Given entries -

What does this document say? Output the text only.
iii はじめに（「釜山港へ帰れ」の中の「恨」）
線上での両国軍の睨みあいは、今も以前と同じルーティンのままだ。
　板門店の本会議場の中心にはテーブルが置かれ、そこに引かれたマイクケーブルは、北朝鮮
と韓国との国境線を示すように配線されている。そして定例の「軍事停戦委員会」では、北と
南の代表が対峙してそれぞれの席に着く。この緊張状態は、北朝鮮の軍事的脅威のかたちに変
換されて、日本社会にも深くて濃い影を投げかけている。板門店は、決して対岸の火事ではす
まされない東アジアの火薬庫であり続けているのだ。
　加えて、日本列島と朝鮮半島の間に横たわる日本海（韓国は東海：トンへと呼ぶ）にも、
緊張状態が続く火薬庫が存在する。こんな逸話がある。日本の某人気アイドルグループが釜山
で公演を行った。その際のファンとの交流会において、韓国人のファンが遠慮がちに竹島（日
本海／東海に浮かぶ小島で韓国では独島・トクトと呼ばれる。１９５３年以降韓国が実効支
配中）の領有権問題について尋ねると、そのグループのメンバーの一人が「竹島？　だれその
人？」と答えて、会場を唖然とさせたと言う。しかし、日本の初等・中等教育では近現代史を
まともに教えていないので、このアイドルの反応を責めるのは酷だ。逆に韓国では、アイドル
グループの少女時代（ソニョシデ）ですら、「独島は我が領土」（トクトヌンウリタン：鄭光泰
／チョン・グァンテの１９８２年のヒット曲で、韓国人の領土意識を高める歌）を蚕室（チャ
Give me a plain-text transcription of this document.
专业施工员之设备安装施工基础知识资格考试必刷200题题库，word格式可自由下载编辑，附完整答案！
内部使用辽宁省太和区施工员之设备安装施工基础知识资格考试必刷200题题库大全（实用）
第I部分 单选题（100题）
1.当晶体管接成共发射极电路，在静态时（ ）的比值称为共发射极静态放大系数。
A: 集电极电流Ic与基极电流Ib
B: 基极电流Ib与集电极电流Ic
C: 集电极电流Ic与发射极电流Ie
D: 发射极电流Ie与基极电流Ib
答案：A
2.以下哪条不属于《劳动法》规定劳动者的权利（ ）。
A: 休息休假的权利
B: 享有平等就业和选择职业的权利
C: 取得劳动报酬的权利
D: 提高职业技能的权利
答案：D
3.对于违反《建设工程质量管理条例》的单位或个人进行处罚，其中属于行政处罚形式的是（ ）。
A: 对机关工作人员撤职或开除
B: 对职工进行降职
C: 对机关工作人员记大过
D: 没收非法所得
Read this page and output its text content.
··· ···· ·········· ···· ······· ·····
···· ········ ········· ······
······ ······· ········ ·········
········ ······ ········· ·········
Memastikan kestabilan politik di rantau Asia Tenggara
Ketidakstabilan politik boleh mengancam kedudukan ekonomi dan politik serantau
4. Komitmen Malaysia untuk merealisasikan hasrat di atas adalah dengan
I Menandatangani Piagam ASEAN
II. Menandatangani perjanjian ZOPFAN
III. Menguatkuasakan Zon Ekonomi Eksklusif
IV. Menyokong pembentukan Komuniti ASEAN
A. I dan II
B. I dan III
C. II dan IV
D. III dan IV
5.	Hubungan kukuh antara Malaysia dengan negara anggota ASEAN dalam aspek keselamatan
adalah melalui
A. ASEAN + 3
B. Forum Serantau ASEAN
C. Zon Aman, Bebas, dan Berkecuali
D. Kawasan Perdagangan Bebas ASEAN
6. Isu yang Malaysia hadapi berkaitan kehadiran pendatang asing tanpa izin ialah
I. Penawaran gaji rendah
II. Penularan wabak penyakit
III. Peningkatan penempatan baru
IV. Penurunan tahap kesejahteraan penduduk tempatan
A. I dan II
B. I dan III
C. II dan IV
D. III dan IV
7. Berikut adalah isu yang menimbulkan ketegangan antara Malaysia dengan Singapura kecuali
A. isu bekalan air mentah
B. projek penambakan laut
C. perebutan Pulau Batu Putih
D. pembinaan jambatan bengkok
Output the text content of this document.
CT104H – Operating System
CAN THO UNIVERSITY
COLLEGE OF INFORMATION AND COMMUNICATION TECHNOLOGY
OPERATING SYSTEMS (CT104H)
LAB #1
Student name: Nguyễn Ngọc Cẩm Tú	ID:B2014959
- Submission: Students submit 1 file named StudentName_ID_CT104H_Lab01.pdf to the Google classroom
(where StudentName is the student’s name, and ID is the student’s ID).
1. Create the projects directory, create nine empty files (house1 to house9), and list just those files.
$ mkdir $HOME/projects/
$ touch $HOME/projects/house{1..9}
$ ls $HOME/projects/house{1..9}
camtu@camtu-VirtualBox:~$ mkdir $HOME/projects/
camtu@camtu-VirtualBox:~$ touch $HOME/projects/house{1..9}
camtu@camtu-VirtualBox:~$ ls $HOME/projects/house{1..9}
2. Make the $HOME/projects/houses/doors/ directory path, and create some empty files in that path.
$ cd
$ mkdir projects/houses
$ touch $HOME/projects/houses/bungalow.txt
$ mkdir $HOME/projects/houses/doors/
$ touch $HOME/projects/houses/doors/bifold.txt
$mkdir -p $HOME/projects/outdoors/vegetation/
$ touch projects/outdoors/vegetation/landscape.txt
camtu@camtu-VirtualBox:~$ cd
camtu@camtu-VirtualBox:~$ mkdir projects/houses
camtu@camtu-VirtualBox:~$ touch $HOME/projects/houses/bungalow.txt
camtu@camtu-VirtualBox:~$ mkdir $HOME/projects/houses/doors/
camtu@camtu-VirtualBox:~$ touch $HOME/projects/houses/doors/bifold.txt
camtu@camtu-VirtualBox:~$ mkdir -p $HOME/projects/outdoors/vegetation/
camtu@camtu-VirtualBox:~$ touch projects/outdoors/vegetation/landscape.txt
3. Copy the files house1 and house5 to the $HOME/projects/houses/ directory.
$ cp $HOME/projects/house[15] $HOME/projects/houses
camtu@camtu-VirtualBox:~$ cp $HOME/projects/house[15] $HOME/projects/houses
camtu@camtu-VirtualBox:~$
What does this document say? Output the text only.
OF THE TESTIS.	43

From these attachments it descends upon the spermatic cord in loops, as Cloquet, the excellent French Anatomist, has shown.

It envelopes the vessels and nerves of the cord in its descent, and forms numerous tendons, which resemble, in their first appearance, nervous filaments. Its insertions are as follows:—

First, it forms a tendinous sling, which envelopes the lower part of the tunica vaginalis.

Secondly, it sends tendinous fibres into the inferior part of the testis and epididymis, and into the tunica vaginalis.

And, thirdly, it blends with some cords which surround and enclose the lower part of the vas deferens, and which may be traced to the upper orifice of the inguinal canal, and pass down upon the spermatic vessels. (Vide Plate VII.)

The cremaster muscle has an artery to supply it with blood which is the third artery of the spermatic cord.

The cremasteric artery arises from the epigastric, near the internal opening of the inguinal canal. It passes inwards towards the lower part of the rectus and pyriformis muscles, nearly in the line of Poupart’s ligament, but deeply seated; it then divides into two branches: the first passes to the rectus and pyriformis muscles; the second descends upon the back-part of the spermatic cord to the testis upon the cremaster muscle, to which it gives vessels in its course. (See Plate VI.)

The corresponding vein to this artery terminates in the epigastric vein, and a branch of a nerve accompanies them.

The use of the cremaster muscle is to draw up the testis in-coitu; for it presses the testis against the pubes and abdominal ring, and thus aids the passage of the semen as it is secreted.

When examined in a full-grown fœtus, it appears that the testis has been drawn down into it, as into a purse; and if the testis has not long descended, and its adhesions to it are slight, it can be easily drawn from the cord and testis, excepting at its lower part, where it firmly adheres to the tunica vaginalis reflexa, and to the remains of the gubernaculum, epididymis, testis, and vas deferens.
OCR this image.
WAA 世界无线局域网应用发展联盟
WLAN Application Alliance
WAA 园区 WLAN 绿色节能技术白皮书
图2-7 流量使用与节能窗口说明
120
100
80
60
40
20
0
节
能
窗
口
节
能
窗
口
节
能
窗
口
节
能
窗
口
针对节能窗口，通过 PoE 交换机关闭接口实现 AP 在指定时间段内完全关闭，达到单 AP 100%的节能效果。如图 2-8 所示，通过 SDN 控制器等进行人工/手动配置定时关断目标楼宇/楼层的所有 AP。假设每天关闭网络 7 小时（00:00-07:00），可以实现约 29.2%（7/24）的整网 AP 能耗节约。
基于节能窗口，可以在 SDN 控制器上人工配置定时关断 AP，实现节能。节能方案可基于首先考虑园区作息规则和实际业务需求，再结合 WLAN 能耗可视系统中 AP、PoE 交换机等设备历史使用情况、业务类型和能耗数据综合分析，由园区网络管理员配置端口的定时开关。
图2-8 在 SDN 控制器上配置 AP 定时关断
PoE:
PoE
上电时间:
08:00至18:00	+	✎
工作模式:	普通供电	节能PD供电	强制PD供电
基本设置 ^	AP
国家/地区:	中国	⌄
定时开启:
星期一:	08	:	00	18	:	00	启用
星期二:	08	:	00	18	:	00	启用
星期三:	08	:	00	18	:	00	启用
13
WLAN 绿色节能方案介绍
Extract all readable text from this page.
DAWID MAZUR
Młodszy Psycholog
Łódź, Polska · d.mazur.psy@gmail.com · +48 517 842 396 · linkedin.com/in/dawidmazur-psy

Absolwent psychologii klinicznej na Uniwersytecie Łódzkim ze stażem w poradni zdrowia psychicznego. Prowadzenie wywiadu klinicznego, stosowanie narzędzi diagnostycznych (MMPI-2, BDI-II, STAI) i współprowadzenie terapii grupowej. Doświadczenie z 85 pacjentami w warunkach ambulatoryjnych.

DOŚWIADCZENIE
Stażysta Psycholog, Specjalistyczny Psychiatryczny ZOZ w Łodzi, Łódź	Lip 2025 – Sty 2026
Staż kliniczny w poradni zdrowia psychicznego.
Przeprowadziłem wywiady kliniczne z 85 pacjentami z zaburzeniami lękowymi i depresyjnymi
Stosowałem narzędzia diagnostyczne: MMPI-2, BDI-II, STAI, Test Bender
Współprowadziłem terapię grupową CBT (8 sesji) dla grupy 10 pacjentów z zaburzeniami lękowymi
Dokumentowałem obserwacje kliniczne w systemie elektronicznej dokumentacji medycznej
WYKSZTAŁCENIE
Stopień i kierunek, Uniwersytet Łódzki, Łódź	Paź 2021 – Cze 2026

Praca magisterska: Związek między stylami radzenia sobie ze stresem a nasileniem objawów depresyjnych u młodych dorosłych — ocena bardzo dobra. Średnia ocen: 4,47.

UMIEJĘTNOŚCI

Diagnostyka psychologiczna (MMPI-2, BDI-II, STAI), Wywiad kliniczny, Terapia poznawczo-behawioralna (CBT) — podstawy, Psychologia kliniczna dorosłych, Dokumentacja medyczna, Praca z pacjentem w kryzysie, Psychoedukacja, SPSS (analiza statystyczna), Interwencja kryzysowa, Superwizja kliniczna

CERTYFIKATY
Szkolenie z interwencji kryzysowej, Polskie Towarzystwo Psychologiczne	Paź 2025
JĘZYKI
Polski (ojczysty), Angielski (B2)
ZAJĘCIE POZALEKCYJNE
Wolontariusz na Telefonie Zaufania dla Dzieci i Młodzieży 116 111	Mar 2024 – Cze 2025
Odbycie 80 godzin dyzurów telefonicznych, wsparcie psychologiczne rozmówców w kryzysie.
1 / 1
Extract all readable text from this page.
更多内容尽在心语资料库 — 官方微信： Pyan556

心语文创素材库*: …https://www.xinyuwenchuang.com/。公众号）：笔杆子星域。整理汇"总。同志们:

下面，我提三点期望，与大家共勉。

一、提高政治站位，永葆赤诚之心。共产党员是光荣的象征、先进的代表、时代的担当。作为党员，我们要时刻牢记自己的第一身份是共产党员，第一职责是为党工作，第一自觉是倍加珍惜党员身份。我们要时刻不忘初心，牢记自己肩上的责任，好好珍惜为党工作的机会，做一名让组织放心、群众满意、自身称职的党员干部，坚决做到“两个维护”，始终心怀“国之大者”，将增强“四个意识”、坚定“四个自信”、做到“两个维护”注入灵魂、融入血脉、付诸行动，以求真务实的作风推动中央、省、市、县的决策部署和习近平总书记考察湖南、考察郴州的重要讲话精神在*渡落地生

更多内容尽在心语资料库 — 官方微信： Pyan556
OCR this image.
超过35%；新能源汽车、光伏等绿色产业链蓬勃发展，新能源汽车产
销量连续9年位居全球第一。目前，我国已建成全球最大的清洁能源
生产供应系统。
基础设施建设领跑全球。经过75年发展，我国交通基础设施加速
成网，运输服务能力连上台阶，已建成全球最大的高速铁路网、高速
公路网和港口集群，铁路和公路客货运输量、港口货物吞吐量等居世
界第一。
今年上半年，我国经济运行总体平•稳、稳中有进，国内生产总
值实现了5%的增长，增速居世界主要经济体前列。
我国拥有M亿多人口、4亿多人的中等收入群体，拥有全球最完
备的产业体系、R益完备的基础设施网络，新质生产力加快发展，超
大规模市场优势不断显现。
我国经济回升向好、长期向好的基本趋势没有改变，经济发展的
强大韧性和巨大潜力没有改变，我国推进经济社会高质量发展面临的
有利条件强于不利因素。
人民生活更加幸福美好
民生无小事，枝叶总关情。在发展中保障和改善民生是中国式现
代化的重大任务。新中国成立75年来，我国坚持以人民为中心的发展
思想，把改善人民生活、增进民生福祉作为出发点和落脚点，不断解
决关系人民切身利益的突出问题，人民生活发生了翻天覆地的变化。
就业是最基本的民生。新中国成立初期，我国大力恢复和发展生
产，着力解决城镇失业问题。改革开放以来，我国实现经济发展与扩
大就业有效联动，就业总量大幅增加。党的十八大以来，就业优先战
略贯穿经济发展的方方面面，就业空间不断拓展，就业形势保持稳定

Exercise objective - Find every line of the data that holds the string "envelopes", then say how many there are and nothing else.

Correct answer - 2